Without the pictures, write out all the lines below exactly as they appear.

-- Start Exercise inputs --

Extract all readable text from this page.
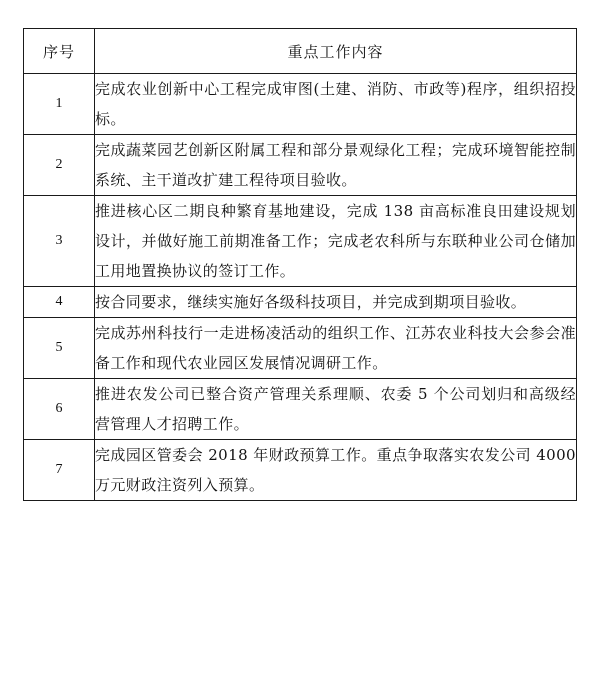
序号	重点工作内容
1	完成农业创新中心工程完成审图(土建、消防、市政等)程序，组织招投标。
2	完成蔬菜园艺创新区附属工程和部分景观绿化工程；完成环境智能控制系统、主干道改扩建工程待项目验收。
3	推进核心区二期良种繁育基地建设，完成 138 亩高标准良田建设规划设计，并做好施工前期准备工作；完成老农科所与东联种业公司仓储加工用地置换协议的签订工作。
4	按合同要求，继续实施好各级科技项目，并完成到期项目验收。
5	完成苏州科技行一走进杨凌活动的组织工作、江苏农业科技大会参会准备工作和现代农业园区发展情况调研工作。
6	推进农发公司已整合资产管理关系理顺、农委 5 个公司划归和高级经营管理人才招聘工作。
7	完成园区管委会 2018 年财政预算工作。重点争取落实农发公司 4000 万元财政注资列入预算。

-- End Exercise inputs --

■ Answer to the exercise
Extract all readable text from this page.
序号	重点工作内容
1	完成农业创新中心工程完成审图(土建、消防、市政等)程序，组织招投标。
2	完成蔬菜园艺创新区附属工程和部分景观绿化工程；完成环境智能控制系统、主干道改扩建工程待项目验收。
3	推进核心区二期良种繁育基地建设，完成 138 亩高标准良田建设规划设计，并做好施工前期准备工作；完成老农科所与东联种业公司仓储加工用地置换协议的签订工作。
4	按合同要求，继续实施好各级科技项目，并完成到期项目验收。
5	完成苏州科技行一走进杨凌活动的组织工作、江苏农业科技大会参会准备工作和现代农业园区发展情况调研工作。
6	推进农发公司已整合资产管理关系理顺、农委 5 个公司划归和高级经营管理人才招聘工作。
7	完成园区管委会 2018 年财政预算工作。重点争取落实农发公司 4000 万元财政注资列入预算。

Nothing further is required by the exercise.